··· Records shown

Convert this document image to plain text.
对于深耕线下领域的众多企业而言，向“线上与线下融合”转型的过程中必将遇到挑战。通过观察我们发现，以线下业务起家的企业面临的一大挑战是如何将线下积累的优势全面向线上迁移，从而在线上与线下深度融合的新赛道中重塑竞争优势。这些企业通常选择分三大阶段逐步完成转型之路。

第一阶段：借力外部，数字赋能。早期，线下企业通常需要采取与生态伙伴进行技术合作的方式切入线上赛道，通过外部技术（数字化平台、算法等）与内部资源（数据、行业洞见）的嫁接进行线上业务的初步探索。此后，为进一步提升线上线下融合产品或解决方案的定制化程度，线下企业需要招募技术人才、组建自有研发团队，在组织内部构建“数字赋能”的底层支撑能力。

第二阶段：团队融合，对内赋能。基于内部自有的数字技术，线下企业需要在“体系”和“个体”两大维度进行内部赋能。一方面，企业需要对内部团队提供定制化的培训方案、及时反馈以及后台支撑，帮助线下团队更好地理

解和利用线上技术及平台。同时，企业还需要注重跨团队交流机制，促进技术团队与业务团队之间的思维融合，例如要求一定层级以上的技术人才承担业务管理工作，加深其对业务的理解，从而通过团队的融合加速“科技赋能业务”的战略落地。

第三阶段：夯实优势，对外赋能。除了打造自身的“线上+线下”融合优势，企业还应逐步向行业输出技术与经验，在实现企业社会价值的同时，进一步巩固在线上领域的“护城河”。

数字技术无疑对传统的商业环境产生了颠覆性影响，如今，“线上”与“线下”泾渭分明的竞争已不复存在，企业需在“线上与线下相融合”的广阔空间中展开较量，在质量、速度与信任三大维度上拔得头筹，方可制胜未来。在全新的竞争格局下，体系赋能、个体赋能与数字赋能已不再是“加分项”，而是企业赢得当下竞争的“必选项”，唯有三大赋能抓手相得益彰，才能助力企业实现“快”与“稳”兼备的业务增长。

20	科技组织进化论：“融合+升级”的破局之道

······

Short task —
Copy out all of the records above with nothing altered.

Solution to the exercise —
Convert this document image to plain text.
对于深耕线下领域的众多企业而言，向“线上与线下融合”转型的过程中必将遇到挑战。通过观察我们发现，以线下业务起家的企业面临的一大挑战是如何将线下积累的优势全面向线上迁移，从而在线上与线下深度融合的新赛道中重塑竞争优势。这些企业通常选择分三大阶段逐步完成转型之路。

第一阶段：借力外部，数字赋能。早期，线下企业通常需要采取与生态伙伴进行技术合作的方式切入线上赛道，通过外部技术（数字化平台、算法等）与内部资源（数据、行业洞见）的嫁接进行线上业务的初步探索。此后，为进一步提升线上线下融合产品或解决方案的定制化程度，线下企业需要招募技术人才、组建自有研发团队，在组织内部构建“数字赋能”的底层支撑能力。

第二阶段：团队融合，对内赋能。基于内部自有的数字技术，线下企业需要在“体系”和“个体”两大维度进行内部赋能。一方面，企业需要对内部团队提供定制化的培训方案、及时反馈以及后台支撑，帮助线下团队更好地理

解和利用线上技术及平台。同时，企业还需要注重跨团队交流机制，促进技术团队与业务团队之间的思维融合，例如要求一定层级以上的技术人才承担业务管理工作，加深其对业务的理解，从而通过团队的融合加速“科技赋能业务”的战略落地。

第三阶段：夯实优势，对外赋能。除了打造自身的“线上+线下”融合优势，企业还应逐步向行业输出技术与经验，在实现企业社会价值的同时，进一步巩固在线上领域的“护城河”。

数字技术无疑对传统的商业环境产生了颠覆性影响，如今，“线上”与“线下”泾渭分明的竞争已不复存在，企业需在“线上与线下相融合”的广阔空间中展开较量，在质量、速度与信任三大维度上拔得头筹，方可制胜未来。在全新的竞争格局下，体系赋能、个体赋能与数字赋能已不再是“加分项”，而是企业赢得当下竞争的“必选项”，唯有三大赋能抓手相得益彰，才能助力企业实现“快”与“稳”兼备的业务增长。

20	科技组织进化论：“融合+升级”的破局之道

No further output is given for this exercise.